** TO BE DONE **
Omit the pictures, then write out every entry exactly as it reads.
┏━━
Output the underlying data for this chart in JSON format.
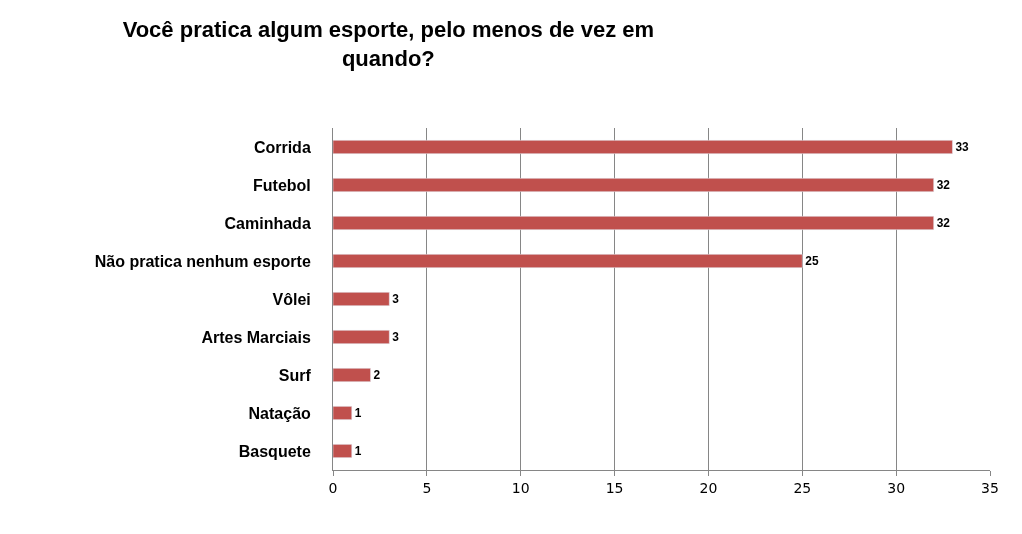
{
  "chart_data": {
    "type": "bar",
    "orientation": "horizontal",
    "title": "Você pratica algum esporte, pelo menos de vez em quando?",
    "categories": [
      "Corrida",
      "Futebol",
      "Caminhada",
      "Não pratica nenhum esporte",
      "Vôlei",
      "Artes Marciais",
      "Surf",
      "Natação",
      "Basquete"
    ],
    "values": [
      33,
      32,
      32,
      25,
      3,
      3,
      2,
      1,
      1
    ],
    "color": "#c0504d",
    "xlim": [
      0,
      35
    ],
    "xticks": [
      0,
      5,
      10,
      15,
      20,
      25,
      30,
      35
    ],
    "grid": "x",
    "data_labels": true,
    "legend": false
  }
}
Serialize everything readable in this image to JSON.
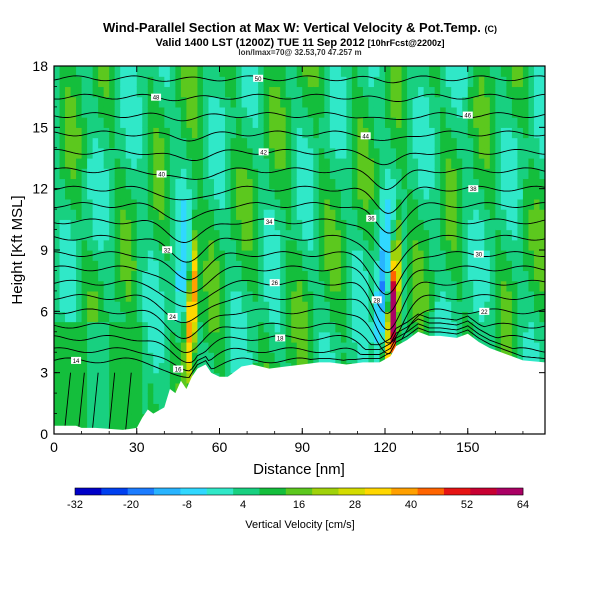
┗━━
** EXERCISE OUTPUT **
Output the underlying data for this chart in JSON format.
{
  "chart_data": {
    "type": "bar",
    "orientation": "horizontal",
    "title": "Você pratica algum esporte, pelo menos de vez em quando?",
    "categories": [
      "Corrida",
      "Futebol",
      "Caminhada",
      "Não pratica nenhum esporte",
      "Vôlei",
      "Artes Marciais",
      "Surf",
      "Natação",
      "Basquete"
    ],
    "values": [
      33,
      32,
      32,
      25,
      3,
      3,
      2,
      1,
      1
    ],
    "color": "#c0504d",
    "xlim": [
      0,
      35
    ],
    "xticks": [
      0,
      5,
      10,
      15,
      20,
      25,
      30,
      35
    ],
    "grid": "x",
    "data_labels": true,
    "legend": false
  }
}
Serialize everything readable in this image to JSON.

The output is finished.